§ WHAT IS BEING ASKED
Scan the entries below and extract each line with the word "Google" in it.

┌────────

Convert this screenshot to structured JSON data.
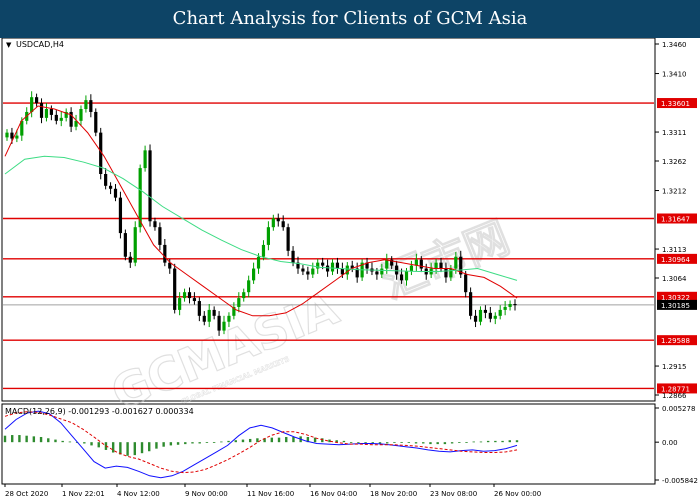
{
  "header": {
    "title": "Chart Analysis for Clients of GCM Asia"
  },
  "watermark": {
    "brand": "GCMASIA",
    "chinese": "汇市网",
    "tagline": "GLOBAL FINANCIAL MARKETS"
  },
  "colors": {
    "banner": "#0d4466",
    "level": "#e00000",
    "ema_fast": "#e00000",
    "ema_slow": "#3ddc84",
    "bull": "#00a000",
    "bear": "#000000",
    "macd_line": "#1010ff",
    "signal_line": "#e00000",
    "hist": "#2e8b2e"
  },
  "chart_data": [
    {
      "type": "candlestick",
      "title": "USDCAD,H4",
      "x_labels": [
        "28 Oct 2020",
        "1 Nov 22:01",
        "4 Nov 12:00",
        "9 Nov 00:00",
        "11 Nov 16:00",
        "16 Nov 04:00",
        "18 Nov 20:00",
        "23 Nov 08:00",
        "26 Nov 00:00"
      ],
      "y_ticks": [
        1.346,
        1.341,
        1.3311,
        1.3262,
        1.3212,
        1.3113,
        1.3064,
        1.2915,
        1.2866
      ],
      "ylim": [
        1.2866,
        1.346
      ],
      "levels": [
        1.33601,
        1.31647,
        1.30964,
        1.30322,
        1.29588,
        1.28771
      ],
      "current_price": 1.30185,
      "closes": [
        1.331,
        1.33,
        1.3305,
        1.333,
        1.3345,
        1.337,
        1.336,
        1.3335,
        1.335,
        1.334,
        1.333,
        1.3335,
        1.3345,
        1.332,
        1.333,
        1.335,
        1.3365,
        1.3345,
        1.331,
        1.324,
        1.322,
        1.3215,
        1.32,
        1.314,
        1.31,
        1.309,
        1.315,
        1.325,
        1.328,
        1.316,
        1.315,
        1.312,
        1.309,
        1.308,
        1.301,
        1.303,
        1.304,
        1.303,
        1.3025,
        1.3,
        1.299,
        1.301,
        1.3,
        1.2975,
        1.299,
        1.3,
        1.3015,
        1.303,
        1.304,
        1.306,
        1.308,
        1.31,
        1.312,
        1.315,
        1.3165,
        1.316,
        1.315,
        1.311,
        1.309,
        1.308,
        1.3075,
        1.307,
        1.308,
        1.309,
        1.3085,
        1.3075,
        1.309,
        1.308,
        1.307,
        1.3085,
        1.308,
        1.3065,
        1.309,
        1.308,
        1.3075,
        1.307,
        1.308,
        1.3095,
        1.3085,
        1.307,
        1.306,
        1.3075,
        1.3085,
        1.3095,
        1.308,
        1.307,
        1.308,
        1.309,
        1.308,
        1.3065,
        1.308,
        1.31,
        1.307,
        1.304,
        1.3,
        1.299,
        1.301,
        1.3005,
        1.2995,
        1.3,
        1.301,
        1.3015,
        1.302,
        1.3018
      ],
      "ema_fast": [
        1.327,
        1.333,
        1.3355,
        1.335,
        1.334,
        1.331,
        1.327,
        1.322,
        1.317,
        1.312,
        1.309,
        1.307,
        1.305,
        1.303,
        1.301,
        1.3,
        1.3,
        1.3005,
        1.302,
        1.304,
        1.306,
        1.308,
        1.309,
        1.3095,
        1.309,
        1.3085,
        1.308,
        1.308,
        1.307,
        1.3065,
        1.305,
        1.303
      ],
      "ema_slow": [
        1.324,
        1.3265,
        1.327,
        1.3268,
        1.326,
        1.325,
        1.3232,
        1.321,
        1.3185,
        1.3165,
        1.3145,
        1.3128,
        1.3112,
        1.31,
        1.3092,
        1.3088,
        1.3082,
        1.308,
        1.3078,
        1.3077,
        1.3076,
        1.3075,
        1.3075,
        1.3077,
        1.308,
        1.307,
        1.306
      ]
    },
    {
      "type": "macd",
      "title": "MACD(12,26,9) -0.001293 -0.001627 0.000334",
      "y_ticks": [
        0.005278,
        0.0,
        -0.005842
      ],
      "ylim": [
        -0.005842,
        0.005278
      ],
      "macd": [
        0.002,
        0.0035,
        0.0045,
        0.0048,
        0.0044,
        0.003,
        0.001,
        -0.001,
        -0.003,
        -0.004,
        -0.0037,
        -0.0039,
        -0.0045,
        -0.0052,
        -0.0055,
        -0.0052,
        -0.0045,
        -0.0035,
        -0.0025,
        -0.0015,
        -0.0005,
        0.001,
        0.0022,
        0.0026,
        0.0022,
        0.0015,
        0.0008,
        0.0002,
        -0.0002,
        -0.0003,
        -0.0004,
        -0.0003,
        -0.0002,
        -0.0002,
        -0.0003,
        -0.0005,
        -0.0007,
        -0.0009,
        -0.0012,
        -0.0014,
        -0.0015,
        -0.0013,
        -0.0012,
        -0.0014,
        -0.0013,
        -0.001,
        -0.0005
      ],
      "signal": [
        0.004,
        0.0045,
        0.0047,
        0.0046,
        0.0042,
        0.0036,
        0.003,
        0.002,
        0.0008,
        -0.0005,
        -0.0015,
        -0.0022,
        -0.0026,
        -0.0033,
        -0.004,
        -0.0045,
        -0.0047,
        -0.0046,
        -0.0042,
        -0.0035,
        -0.0027,
        -0.0018,
        -0.0008,
        0.0003,
        0.0011,
        0.0016,
        0.0016,
        0.0012,
        0.0006,
        0.0002,
        -0.0001,
        -0.0003,
        -0.0003,
        -0.0004,
        -0.0004,
        -0.0004,
        -0.0005,
        -0.0006,
        -0.0008,
        -0.001,
        -0.0012,
        -0.0014,
        -0.0015,
        -0.0016,
        -0.0016,
        -0.0015,
        -0.0012
      ],
      "histogram": [
        0.001,
        0.0011,
        0.0011,
        0.001,
        0.0009,
        0.0008,
        0.0006,
        0.0004,
        0.0002,
        0.0001,
        0.0,
        -0.0002,
        -0.0005,
        -0.0008,
        -0.0012,
        -0.0016,
        -0.0019,
        -0.0021,
        -0.002,
        -0.0017,
        -0.0014,
        -0.001,
        -0.0007,
        -0.0005,
        -0.0004,
        -0.0003,
        -0.0002,
        -0.0002,
        -0.0001,
        0.0,
        0.0001,
        0.0002,
        0.0003,
        0.0004,
        0.0005,
        0.0006,
        0.0006,
        0.0007,
        0.0007,
        0.0008,
        0.0008,
        0.0009,
        0.0008,
        0.0007,
        0.0006,
        0.0004,
        0.0003,
        0.0002,
        0.0,
        -0.0001,
        -0.0002,
        -0.0003,
        -0.0002,
        -0.0002,
        -0.0001,
        -0.0001,
        -0.0001,
        -0.0002,
        -0.0002,
        -0.0003,
        -0.0003,
        -0.0003,
        -0.0002,
        -0.0001,
        0.0,
        0.0001,
        0.0001,
        0.0002,
        0.0002,
        0.0002,
        0.0003,
        0.0003
      ]
    }
  ]
}
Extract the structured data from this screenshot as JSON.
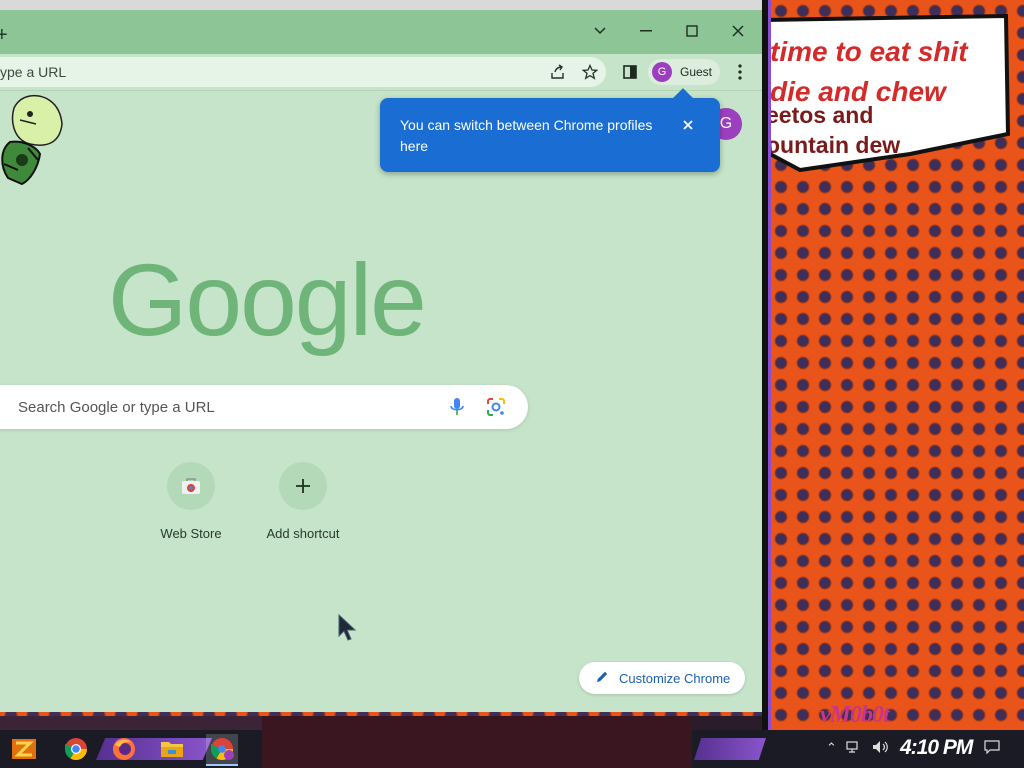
{
  "desktop": {
    "meme_text_1": "time to eat shit",
    "meme_text_2": "die and chew",
    "meme_text_3": "eetos and",
    "meme_text_4": "ountain dew",
    "watermark": "vM0b0t"
  },
  "browser": {
    "tab_new_icon": "plus-icon",
    "omnibox_text": "ype a URL",
    "profile_initial": "G",
    "profile_label": "Guest",
    "popup_text": "You can switch between Chrome profiles here",
    "google_logo": "Google",
    "search_placeholder": "Search Google or type a URL",
    "shortcuts": [
      {
        "label": "Web Store"
      },
      {
        "label": "Add shortcut"
      }
    ],
    "customize_label": "Customize Chrome"
  },
  "taskbar": {
    "clock": "4:10 PM"
  },
  "colors": {
    "chrome_accent": "#8dc597",
    "ntp_bg": "#c5e4c9",
    "popup_bg": "#1a6ed3",
    "profile_purple": "#9c3fbf",
    "wallpaper_orange": "#e8541a"
  }
}
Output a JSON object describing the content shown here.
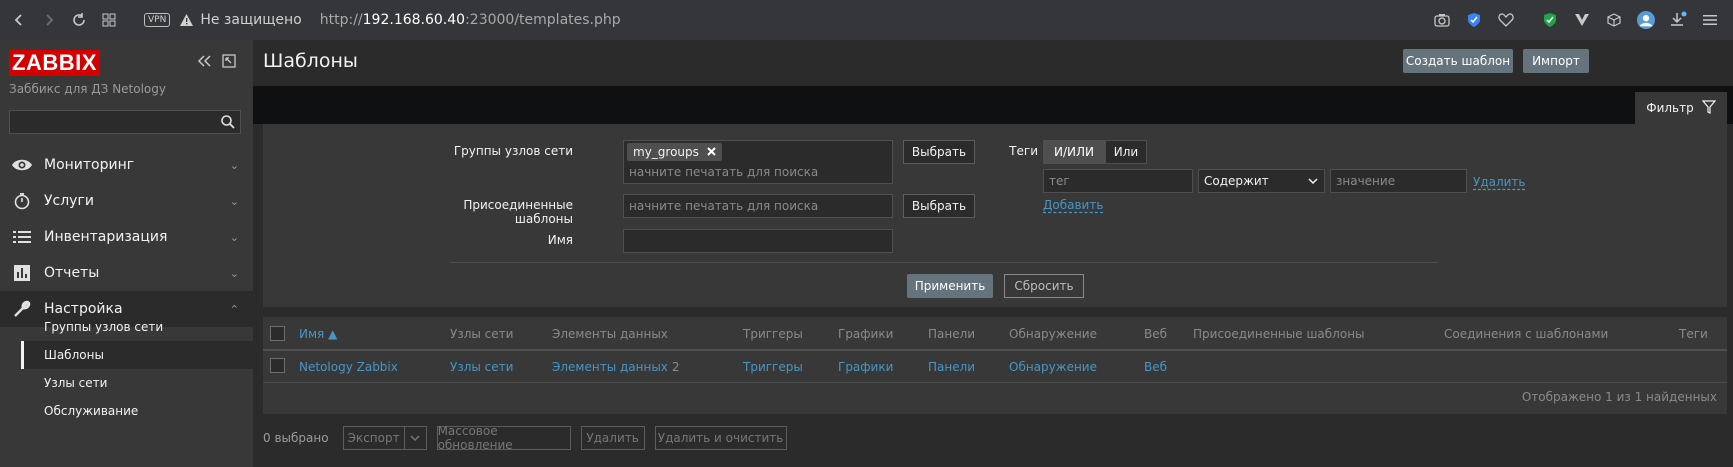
{
  "browser": {
    "vpn": "VPN",
    "security": "Не защищено",
    "url_prefix": "http://",
    "url_host": "192.168.60.40",
    "url_rest": ":23000/templates.php"
  },
  "sidebar": {
    "logo": "ZABBIX",
    "subtitle": "Заббикс для ДЗ Netology",
    "search_value": "",
    "menu": [
      {
        "label": "Мониторинг",
        "icon": "eye-icon"
      },
      {
        "label": "Услуги",
        "icon": "clock-icon"
      },
      {
        "label": "Инвентаризация",
        "icon": "list-icon"
      },
      {
        "label": "Отчеты",
        "icon": "bar-chart-icon"
      },
      {
        "label": "Настройка",
        "icon": "wrench-icon"
      }
    ],
    "submenu": [
      {
        "label": "Группы узлов сети"
      },
      {
        "label": "Шаблоны"
      },
      {
        "label": "Узлы сети"
      },
      {
        "label": "Обслуживание"
      }
    ]
  },
  "header": {
    "title": "Шаблоны",
    "create_button": "Создать шаблон",
    "import_button": "Импорт"
  },
  "filter": {
    "tab_label": "Фильтр",
    "host_groups_label": "Группы узлов сети",
    "host_groups_chip": "my_groups",
    "host_groups_placeholder": "начните печатать для поиска",
    "select_button": "Выбрать",
    "linked_templates_label": "Присоединенные шаблоны",
    "linked_templates_placeholder": "начните печатать для поиска",
    "name_label": "Имя",
    "name_value": "",
    "tags_label": "Теги",
    "tags_and_or": "И/ИЛИ",
    "tags_or": "Или",
    "tag_placeholder": "тег",
    "tag_operator": "Содержит",
    "tag_value_placeholder": "значение",
    "remove_link": "Удалить",
    "add_link": "Добавить",
    "apply_button": "Применить",
    "reset_button": "Сбросить"
  },
  "table": {
    "columns": [
      "Имя ▲",
      "Узлы сети",
      "Элементы данных",
      "Триггеры",
      "Графики",
      "Панели",
      "Обнаружение",
      "Веб",
      "Присоединенные шаблоны",
      "Соединения с шаблонами",
      "Теги"
    ],
    "row": {
      "name": "Netology Zabbix",
      "hosts": "Узлы сети",
      "items": "Элементы данных",
      "items_count": "2",
      "triggers": "Триггеры",
      "graphs": "Графики",
      "dashboards": "Панели",
      "discovery": "Обнаружение",
      "web": "Веб"
    },
    "footer": "Отображено 1 из 1 найденных"
  },
  "bulk": {
    "selected": "0 выбрано",
    "export": "Экспорт",
    "mass_update": "Массовое обновление",
    "delete": "Удалить",
    "delete_clear": "Удалить и очистить"
  },
  "colors": {
    "logo_red": "#d40000",
    "link_blue": "#4796c4",
    "primary_button": "#65747c"
  }
}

└────────

§ EXERCISE SOLUTION
    "google_logo": "Google",
    "search_placeholder": "Search Google or type a URL",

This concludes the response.